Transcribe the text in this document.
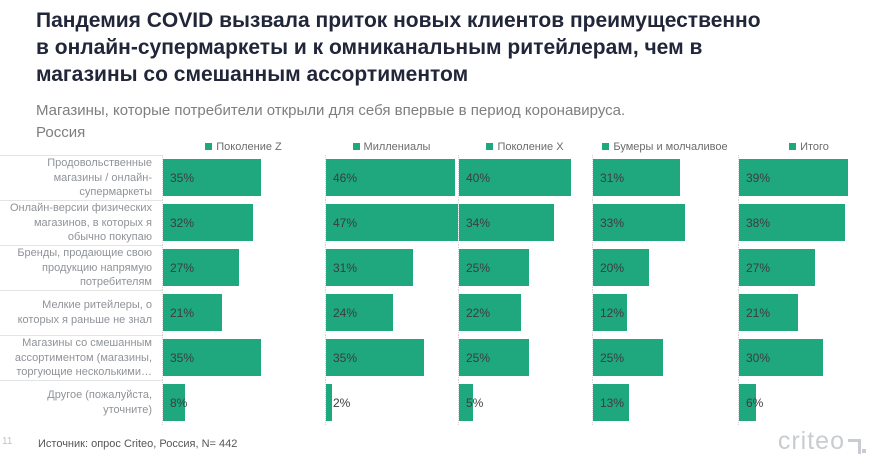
Пандемия COVID вызвала приток новых клиентов преимущественно
в онлайн-супермаркеты и к омниканальным ритейлерам, чем в
магазины со смешанным ассортиментом

Магазины, которые потребители открыли для себя впервые в период коронавируса.

Россия

Поколение Z	Миллениалы	Поколение X	Бумеры и молчаливое	Итого
Продовольственные магазины / онлайн-супермаркеты
35%	46%	40%	31%	39%
Онлайн-версии физических магазинов, в которых я обычно покупаю
32%	47%	34%	33%	38%
Бренды, продающие свою продукцию напрямую потребителям
27%	31%	25%	20%	27%
Мелкие ритейлеры, о которых я раньше не знал
21%	24%	22%	12%	21%
Магазины со смешанным ассортиментом (магазины, торгующие несколькими…
35%	35%	25%	25%	30%
Другое (пожалуйста, уточните)
8%	2%	5%	13%	6%
11 Источник: опрос Criteo, Россия, N= 442	criteo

—————

Goal
Pick out every line of the listing containing the word "Россия", and show those lines.

Reply
Россия
11 Источник: опрос Criteo, Россия, N= 442	criteo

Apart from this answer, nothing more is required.